● REQUIRED TASK:
Print the records below exactly as they appear.

## BEGIN RAW DATA

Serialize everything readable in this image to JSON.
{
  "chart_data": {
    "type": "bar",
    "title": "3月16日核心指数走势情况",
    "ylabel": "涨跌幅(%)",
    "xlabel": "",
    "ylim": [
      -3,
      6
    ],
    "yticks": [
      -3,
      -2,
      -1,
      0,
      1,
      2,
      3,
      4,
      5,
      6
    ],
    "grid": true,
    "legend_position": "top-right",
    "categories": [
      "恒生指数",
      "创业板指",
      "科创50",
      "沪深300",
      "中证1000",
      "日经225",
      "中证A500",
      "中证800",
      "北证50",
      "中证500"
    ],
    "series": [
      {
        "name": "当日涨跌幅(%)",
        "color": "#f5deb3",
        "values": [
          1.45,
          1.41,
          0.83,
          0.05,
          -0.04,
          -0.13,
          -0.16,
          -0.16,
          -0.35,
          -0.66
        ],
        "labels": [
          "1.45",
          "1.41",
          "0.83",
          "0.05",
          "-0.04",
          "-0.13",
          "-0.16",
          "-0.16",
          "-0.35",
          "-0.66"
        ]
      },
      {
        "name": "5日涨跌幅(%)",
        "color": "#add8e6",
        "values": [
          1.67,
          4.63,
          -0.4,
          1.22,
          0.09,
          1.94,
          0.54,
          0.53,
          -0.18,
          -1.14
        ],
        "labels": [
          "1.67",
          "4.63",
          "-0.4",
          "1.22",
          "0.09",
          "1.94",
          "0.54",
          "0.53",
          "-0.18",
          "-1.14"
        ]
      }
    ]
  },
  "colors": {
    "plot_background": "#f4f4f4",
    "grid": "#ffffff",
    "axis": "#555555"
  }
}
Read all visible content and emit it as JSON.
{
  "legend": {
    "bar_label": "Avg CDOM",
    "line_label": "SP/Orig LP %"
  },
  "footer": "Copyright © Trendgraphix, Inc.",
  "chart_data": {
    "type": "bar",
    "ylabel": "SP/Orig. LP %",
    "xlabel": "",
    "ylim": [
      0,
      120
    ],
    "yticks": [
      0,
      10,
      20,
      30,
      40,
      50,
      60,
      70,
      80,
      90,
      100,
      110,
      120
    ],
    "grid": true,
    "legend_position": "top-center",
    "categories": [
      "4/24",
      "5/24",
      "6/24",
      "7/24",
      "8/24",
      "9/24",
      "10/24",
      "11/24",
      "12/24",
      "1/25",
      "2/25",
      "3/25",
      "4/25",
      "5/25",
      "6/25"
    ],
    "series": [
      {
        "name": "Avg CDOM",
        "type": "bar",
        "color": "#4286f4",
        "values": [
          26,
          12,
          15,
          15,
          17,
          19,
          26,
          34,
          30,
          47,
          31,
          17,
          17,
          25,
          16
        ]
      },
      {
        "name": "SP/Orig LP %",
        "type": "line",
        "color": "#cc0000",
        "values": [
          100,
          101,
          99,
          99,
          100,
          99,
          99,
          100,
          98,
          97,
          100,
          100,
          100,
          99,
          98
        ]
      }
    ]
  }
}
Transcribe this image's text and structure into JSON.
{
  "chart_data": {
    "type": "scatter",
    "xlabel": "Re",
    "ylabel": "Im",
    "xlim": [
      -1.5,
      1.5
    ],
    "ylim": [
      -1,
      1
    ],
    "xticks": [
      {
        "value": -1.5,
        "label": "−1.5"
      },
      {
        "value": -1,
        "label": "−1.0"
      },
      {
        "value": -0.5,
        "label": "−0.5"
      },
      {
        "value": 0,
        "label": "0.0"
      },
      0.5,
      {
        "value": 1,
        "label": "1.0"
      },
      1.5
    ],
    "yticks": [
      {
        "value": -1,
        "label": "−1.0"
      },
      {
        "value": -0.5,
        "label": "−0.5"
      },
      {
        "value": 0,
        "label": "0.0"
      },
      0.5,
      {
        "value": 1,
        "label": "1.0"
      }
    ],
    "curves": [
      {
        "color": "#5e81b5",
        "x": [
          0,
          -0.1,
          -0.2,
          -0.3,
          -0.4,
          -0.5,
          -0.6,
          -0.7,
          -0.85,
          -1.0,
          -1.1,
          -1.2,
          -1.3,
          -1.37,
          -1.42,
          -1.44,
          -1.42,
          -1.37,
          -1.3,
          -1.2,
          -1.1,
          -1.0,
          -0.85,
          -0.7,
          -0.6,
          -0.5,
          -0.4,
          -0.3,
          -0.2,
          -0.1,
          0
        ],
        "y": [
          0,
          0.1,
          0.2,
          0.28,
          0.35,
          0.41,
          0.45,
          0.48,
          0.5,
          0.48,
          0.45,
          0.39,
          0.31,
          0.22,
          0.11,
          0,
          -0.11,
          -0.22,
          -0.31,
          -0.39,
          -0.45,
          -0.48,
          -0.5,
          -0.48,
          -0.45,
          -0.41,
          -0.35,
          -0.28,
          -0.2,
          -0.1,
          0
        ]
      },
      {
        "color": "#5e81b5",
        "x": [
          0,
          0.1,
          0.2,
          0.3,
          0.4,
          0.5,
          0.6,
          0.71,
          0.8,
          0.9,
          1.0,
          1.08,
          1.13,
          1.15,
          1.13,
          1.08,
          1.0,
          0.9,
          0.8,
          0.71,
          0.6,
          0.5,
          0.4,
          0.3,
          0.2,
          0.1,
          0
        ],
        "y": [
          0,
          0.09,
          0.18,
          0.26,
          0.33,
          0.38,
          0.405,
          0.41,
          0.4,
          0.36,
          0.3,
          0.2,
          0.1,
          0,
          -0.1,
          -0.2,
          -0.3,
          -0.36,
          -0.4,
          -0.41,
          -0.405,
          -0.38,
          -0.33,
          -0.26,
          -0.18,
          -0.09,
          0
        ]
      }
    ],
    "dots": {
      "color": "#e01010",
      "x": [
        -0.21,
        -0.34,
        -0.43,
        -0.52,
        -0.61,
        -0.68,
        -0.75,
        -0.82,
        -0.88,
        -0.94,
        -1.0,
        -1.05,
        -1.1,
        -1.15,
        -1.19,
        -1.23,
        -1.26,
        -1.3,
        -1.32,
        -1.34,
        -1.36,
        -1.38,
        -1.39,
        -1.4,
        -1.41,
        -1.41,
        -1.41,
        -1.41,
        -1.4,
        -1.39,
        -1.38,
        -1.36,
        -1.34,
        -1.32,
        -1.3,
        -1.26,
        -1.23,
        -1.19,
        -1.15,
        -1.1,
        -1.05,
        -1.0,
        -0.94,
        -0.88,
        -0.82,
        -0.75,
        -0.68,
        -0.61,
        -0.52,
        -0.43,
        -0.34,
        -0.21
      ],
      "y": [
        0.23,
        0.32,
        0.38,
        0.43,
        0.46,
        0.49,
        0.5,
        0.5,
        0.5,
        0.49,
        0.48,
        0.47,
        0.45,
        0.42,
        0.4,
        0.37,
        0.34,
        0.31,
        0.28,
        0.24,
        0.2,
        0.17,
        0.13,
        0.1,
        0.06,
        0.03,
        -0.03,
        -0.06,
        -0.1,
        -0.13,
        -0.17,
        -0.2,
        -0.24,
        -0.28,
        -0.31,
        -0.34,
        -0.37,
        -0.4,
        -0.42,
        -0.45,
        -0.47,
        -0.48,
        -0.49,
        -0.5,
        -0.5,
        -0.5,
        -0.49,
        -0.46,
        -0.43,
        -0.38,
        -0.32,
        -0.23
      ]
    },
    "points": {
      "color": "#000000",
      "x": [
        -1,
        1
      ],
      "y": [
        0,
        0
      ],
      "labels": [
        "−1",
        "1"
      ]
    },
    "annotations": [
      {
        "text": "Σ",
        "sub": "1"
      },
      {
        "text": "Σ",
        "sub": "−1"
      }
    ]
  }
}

## END RAW DATA

● COMPLETE OUTPUT:
Serialize everything readable in this image to JSON.
{
  "chart_data": {
    "type": "bar",
    "title": "3月16日核心指数走势情况",
    "ylabel": "涨跌幅(%)",
    "xlabel": "",
    "ylim": [
      -3,
      6
    ],
    "yticks": [
      -3,
      -2,
      -1,
      0,
      1,
      2,
      3,
      4,
      5,
      6
    ],
    "grid": true,
    "legend_position": "top-right",
    "categories": [
      "恒生指数",
      "创业板指",
      "科创50",
      "沪深300",
      "中证1000",
      "日经225",
      "中证A500",
      "中证800",
      "北证50",
      "中证500"
    ],
    "series": [
      {
        "name": "当日涨跌幅(%)",
        "color": "#f5deb3",
        "values": [
          1.45,
          1.41,
          0.83,
          0.05,
          -0.04,
          -0.13,
          -0.16,
          -0.16,
          -0.35,
          -0.66
        ],
        "labels": [
          "1.45",
          "1.41",
          "0.83",
          "0.05",
          "-0.04",
          "-0.13",
          "-0.16",
          "-0.16",
          "-0.35",
          "-0.66"
        ]
      },
      {
        "name": "5日涨跌幅(%)",
        "color": "#add8e6",
        "values": [
          1.67,
          4.63,
          -0.4,
          1.22,
          0.09,
          1.94,
          0.54,
          0.53,
          -0.18,
          -1.14
        ],
        "labels": [
          "1.67",
          "4.63",
          "-0.4",
          "1.22",
          "0.09",
          "1.94",
          "0.54",
          "0.53",
          "-0.18",
          "-1.14"
        ]
      }
    ]
  },
  "colors": {
    "plot_background": "#f4f4f4",
    "grid": "#ffffff",
    "axis": "#555555"
  }
}
Read all visible content and emit it as JSON.
{
  "legend": {
    "bar_label": "Avg CDOM",
    "line_label": "SP/Orig LP %"
  },
  "footer": "Copyright © Trendgraphix, Inc.",
  "chart_data": {
    "type": "bar",
    "ylabel": "SP/Orig. LP %",
    "xlabel": "",
    "ylim": [
      0,
      120
    ],
    "yticks": [
      0,
      10,
      20,
      30,
      40,
      50,
      60,
      70,
      80,
      90,
      100,
      110,
      120
    ],
    "grid": true,
    "legend_position": "top-center",
    "categories": [
      "4/24",
      "5/24",
      "6/24",
      "7/24",
      "8/24",
      "9/24",
      "10/24",
      "11/24",
      "12/24",
      "1/25",
      "2/25",
      "3/25",
      "4/25",
      "5/25",
      "6/25"
    ],
    "series": [
      {
        "name": "Avg CDOM",
        "type": "bar",
        "color": "#4286f4",
        "values": [
          26,
          12,
          15,
          15,
          17,
          19,
          26,
          34,
          30,
          47,
          31,
          17,
          17,
          25,
          16
        ]
      },
      {
        "name": "SP/Orig LP %",
        "type": "line",
        "color": "#cc0000",
        "values": [
          100,
          101,
          99,
          99,
          100,
          99,
          99,
          100,
          98,
          97,
          100,
          100,
          100,
          99,
          98
        ]
      }
    ]
  }
}
Transcribe this image's text and structure into JSON.
{
  "chart_data": {
    "type": "scatter",
    "xlabel": "Re",
    "ylabel": "Im",
    "xlim": [
      -1.5,
      1.5
    ],
    "ylim": [
      -1,
      1
    ],
    "xticks": [
      {
        "value": -1.5,
        "label": "−1.5"
      },
      {
        "value": -1,
        "label": "−1.0"
      },
      {
        "value": -0.5,
        "label": "−0.5"
      },
      {
        "value": 0,
        "label": "0.0"
      },
      0.5,
      {
        "value": 1,
        "label": "1.0"
      },
      1.5
    ],
    "yticks": [
      {
        "value": -1,
        "label": "−1.0"
      },
      {
        "value": -0.5,
        "label": "−0.5"
      },
      {
        "value": 0,
        "label": "0.0"
      },
      0.5,
      {
        "value": 1,
        "label": "1.0"
      }
    ],
    "curves": [
      {
        "color": "#5e81b5",
        "x": [
          0,
          -0.1,
          -0.2,
          -0.3,
          -0.4,
          -0.5,
          -0.6,
          -0.7,
          -0.85,
          -1.0,
          -1.1,
          -1.2,
          -1.3,
          -1.37,
          -1.42,
          -1.44,
          -1.42,
          -1.37,
          -1.3,
          -1.2,
          -1.1,
          -1.0,
          -0.85,
          -0.7,
          -0.6,
          -0.5,
          -0.4,
          -0.3,
          -0.2,
          -0.1,
          0
        ],
        "y": [
          0,
          0.1,
          0.2,
          0.28,
          0.35,
          0.41,
          0.45,
          0.48,
          0.5,
          0.48,
          0.45,
          0.39,
          0.31,
          0.22,
          0.11,
          0,
          -0.11,
          -0.22,
          -0.31,
          -0.39,
          -0.45,
          -0.48,
          -0.5,
          -0.48,
          -0.45,
          -0.41,
          -0.35,
          -0.28,
          -0.2,
          -0.1,
          0
        ]
      },
      {
        "color": "#5e81b5",
        "x": [
          0,
          0.1,
          0.2,
          0.3,
          0.4,
          0.5,
          0.6,
          0.71,
          0.8,
          0.9,
          1.0,
          1.08,
          1.13,
          1.15,
          1.13,
          1.08,
          1.0,
          0.9,
          0.8,
          0.71,
          0.6,
          0.5,
          0.4,
          0.3,
          0.2,
          0.1,
          0
        ],
        "y": [
          0,
          0.09,
          0.18,
          0.26,
          0.33,
          0.38,
          0.405,
          0.41,
          0.4,
          0.36,
          0.3,
          0.2,
          0.1,
          0,
          -0.1,
          -0.2,
          -0.3,
          -0.36,
          -0.4,
          -0.41,
          -0.405,
          -0.38,
          -0.33,
          -0.26,
          -0.18,
          -0.09,
          0
        ]
      }
    ],
    "dots": {
      "color": "#e01010",
      "x": [
        -0.21,
        -0.34,
        -0.43,
        -0.52,
        -0.61,
        -0.68,
        -0.75,
        -0.82,
        -0.88,
        -0.94,
        -1.0,
        -1.05,
        -1.1,
        -1.15,
        -1.19,
        -1.23,
        -1.26,
        -1.3,
        -1.32,
        -1.34,
        -1.36,
        -1.38,
        -1.39,
        -1.4,
        -1.41,
        -1.41,
        -1.41,
        -1.41,
        -1.4,
        -1.39,
        -1.38,
        -1.36,
        -1.34,
        -1.32,
        -1.3,
        -1.26,
        -1.23,
        -1.19,
        -1.15,
        -1.1,
        -1.05,
        -1.0,
        -0.94,
        -0.88,
        -0.82,
        -0.75,
        -0.68,
        -0.61,
        -0.52,
        -0.43,
        -0.34,
        -0.21
      ],
      "y": [
        0.23,
        0.32,
        0.38,
        0.43,
        0.46,
        0.49,
        0.5,
        0.5,
        0.5,
        0.49,
        0.48,
        0.47,
        0.45,
        0.42,
        0.4,
        0.37,
        0.34,
        0.31,
        0.28,
        0.24,
        0.2,
        0.17,
        0.13,
        0.1,
        0.06,
        0.03,
        -0.03,
        -0.06,
        -0.1,
        -0.13,
        -0.17,
        -0.2,
        -0.24,
        -0.28,
        -0.31,
        -0.34,
        -0.37,
        -0.4,
        -0.42,
        -0.45,
        -0.47,
        -0.48,
        -0.49,
        -0.5,
        -0.5,
        -0.5,
        -0.49,
        -0.46,
        -0.43,
        -0.38,
        -0.32,
        -0.23
      ]
    },
    "points": {
      "color": "#000000",
      "x": [
        -1,
        1
      ],
      "y": [
        0,
        0
      ],
      "labels": [
        "−1",
        "1"
      ]
    },
    "annotations": [
      {
        "text": "Σ",
        "sub": "1"
      },
      {
        "text": "Σ",
        "sub": "−1"
      }
    ]
  }
}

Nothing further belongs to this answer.